Extract the full set of records that follows, word for word.

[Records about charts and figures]
###
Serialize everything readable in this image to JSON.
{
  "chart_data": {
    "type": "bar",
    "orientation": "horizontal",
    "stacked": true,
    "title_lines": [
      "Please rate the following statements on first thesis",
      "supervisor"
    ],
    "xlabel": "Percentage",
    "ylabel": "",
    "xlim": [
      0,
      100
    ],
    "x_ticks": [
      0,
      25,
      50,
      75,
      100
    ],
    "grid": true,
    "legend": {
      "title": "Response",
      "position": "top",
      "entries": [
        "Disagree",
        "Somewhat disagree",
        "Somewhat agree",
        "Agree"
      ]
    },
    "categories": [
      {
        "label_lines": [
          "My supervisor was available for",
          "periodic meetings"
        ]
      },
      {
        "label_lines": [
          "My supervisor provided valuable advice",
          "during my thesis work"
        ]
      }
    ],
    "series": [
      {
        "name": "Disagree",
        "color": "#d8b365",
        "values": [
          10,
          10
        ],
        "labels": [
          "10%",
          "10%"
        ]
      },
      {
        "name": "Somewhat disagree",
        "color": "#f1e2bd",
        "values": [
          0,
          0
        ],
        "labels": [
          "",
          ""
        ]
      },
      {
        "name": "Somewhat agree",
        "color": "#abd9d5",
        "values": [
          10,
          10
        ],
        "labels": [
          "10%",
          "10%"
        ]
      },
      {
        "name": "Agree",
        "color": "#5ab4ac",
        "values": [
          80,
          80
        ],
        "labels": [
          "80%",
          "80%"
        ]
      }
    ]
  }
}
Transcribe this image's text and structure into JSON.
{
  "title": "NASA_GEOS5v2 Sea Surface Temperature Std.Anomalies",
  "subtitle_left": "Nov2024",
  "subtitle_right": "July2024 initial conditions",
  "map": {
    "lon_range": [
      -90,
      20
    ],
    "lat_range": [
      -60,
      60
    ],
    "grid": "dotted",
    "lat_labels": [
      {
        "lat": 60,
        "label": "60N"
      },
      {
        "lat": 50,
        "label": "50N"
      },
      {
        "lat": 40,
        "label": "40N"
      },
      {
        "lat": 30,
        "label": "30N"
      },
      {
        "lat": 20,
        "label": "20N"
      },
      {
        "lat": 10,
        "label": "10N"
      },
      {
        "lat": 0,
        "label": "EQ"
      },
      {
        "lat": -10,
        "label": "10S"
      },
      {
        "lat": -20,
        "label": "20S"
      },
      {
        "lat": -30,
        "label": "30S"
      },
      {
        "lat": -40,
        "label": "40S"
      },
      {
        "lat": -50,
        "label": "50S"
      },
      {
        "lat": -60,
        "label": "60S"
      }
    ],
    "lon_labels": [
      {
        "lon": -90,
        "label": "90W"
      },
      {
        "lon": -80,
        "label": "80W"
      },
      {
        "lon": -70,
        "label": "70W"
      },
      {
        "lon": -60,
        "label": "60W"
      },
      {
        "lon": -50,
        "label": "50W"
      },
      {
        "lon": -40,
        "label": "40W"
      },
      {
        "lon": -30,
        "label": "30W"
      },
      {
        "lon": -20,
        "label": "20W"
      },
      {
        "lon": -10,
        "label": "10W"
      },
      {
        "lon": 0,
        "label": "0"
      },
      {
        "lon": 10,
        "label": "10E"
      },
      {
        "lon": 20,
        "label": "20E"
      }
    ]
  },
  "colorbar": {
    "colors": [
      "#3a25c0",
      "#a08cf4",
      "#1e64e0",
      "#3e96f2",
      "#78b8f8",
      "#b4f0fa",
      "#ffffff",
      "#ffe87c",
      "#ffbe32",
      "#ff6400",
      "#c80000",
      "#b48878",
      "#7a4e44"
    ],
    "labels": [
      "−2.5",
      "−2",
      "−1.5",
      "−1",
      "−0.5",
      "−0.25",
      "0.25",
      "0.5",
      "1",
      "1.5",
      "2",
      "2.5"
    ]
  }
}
###
● **TASK RESULT**
Serialize everything readable in this image to JSON.
{
  "chart_data": {
    "type": "bar",
    "orientation": "horizontal",
    "stacked": true,
    "title_lines": [
      "Please rate the following statements on first thesis",
      "supervisor"
    ],
    "xlabel": "Percentage",
    "ylabel": "",
    "xlim": [
      0,
      100
    ],
    "x_ticks": [
      0,
      25,
      50,
      75,
      100
    ],
    "grid": true,
    "legend": {
      "title": "Response",
      "position": "top",
      "entries": [
        "Disagree",
        "Somewhat disagree",
        "Somewhat agree",
        "Agree"
      ]
    },
    "categories": [
      {
        "label_lines": [
          "My supervisor was available for",
          "periodic meetings"
        ]
      },
      {
        "label_lines": [
          "My supervisor provided valuable advice",
          "during my thesis work"
        ]
      }
    ],
    "series": [
      {
        "name": "Disagree",
        "color": "#d8b365",
        "values": [
          10,
          10
        ],
        "labels": [
          "10%",
          "10%"
        ]
      },
      {
        "name": "Somewhat disagree",
        "color": "#f1e2bd",
        "values": [
          0,
          0
        ],
        "labels": [
          "",
          ""
        ]
      },
      {
        "name": "Somewhat agree",
        "color": "#abd9d5",
        "values": [
          10,
          10
        ],
        "labels": [
          "10%",
          "10%"
        ]
      },
      {
        "name": "Agree",
        "color": "#5ab4ac",
        "values": [
          80,
          80
        ],
        "labels": [
          "80%",
          "80%"
        ]
      }
    ]
  }
}
Transcribe this image's text and structure into JSON.
{
  "title": "NASA_GEOS5v2 Sea Surface Temperature Std.Anomalies",
  "subtitle_left": "Nov2024",
  "subtitle_right": "July2024 initial conditions",
  "map": {
    "lon_range": [
      -90,
      20
    ],
    "lat_range": [
      -60,
      60
    ],
    "grid": "dotted",
    "lat_labels": [
      {
        "lat": 60,
        "label": "60N"
      },
      {
        "lat": 50,
        "label": "50N"
      },
      {
        "lat": 40,
        "label": "40N"
      },
      {
        "lat": 30,
        "label": "30N"
      },
      {
        "lat": 20,
        "label": "20N"
      },
      {
        "lat": 10,
        "label": "10N"
      },
      {
        "lat": 0,
        "label": "EQ"
      },
      {
        "lat": -10,
        "label": "10S"
      },
      {
        "lat": -20,
        "label": "20S"
      },
      {
        "lat": -30,
        "label": "30S"
      },
      {
        "lat": -40,
        "label": "40S"
      },
      {
        "lat": -50,
        "label": "50S"
      },
      {
        "lat": -60,
        "label": "60S"
      }
    ],
    "lon_labels": [
      {
        "lon": -90,
        "label": "90W"
      },
      {
        "lon": -80,
        "label": "80W"
      },
      {
        "lon": -70,
        "label": "70W"
      },
      {
        "lon": -60,
        "label": "60W"
      },
      {
        "lon": -50,
        "label": "50W"
      },
      {
        "lon": -40,
        "label": "40W"
      },
      {
        "lon": -30,
        "label": "30W"
      },
      {
        "lon": -20,
        "label": "20W"
      },
      {
        "lon": -10,
        "label": "10W"
      },
      {
        "lon": 0,
        "label": "0"
      },
      {
        "lon": 10,
        "label": "10E"
      },
      {
        "lon": 20,
        "label": "20E"
      }
    ]
  },
  "colorbar": {
    "colors": [
      "#3a25c0",
      "#a08cf4",
      "#1e64e0",
      "#3e96f2",
      "#78b8f8",
      "#b4f0fa",
      "#ffffff",
      "#ffe87c",
      "#ffbe32",
      "#ff6400",
      "#c80000",
      "#b48878",
      "#7a4e44"
    ],
    "labels": [
      "−2.5",
      "−2",
      "−1.5",
      "−1",
      "−0.5",
      "−0.25",
      "0.25",
      "0.5",
      "1",
      "1.5",
      "2",
      "2.5"
    ]
  }
}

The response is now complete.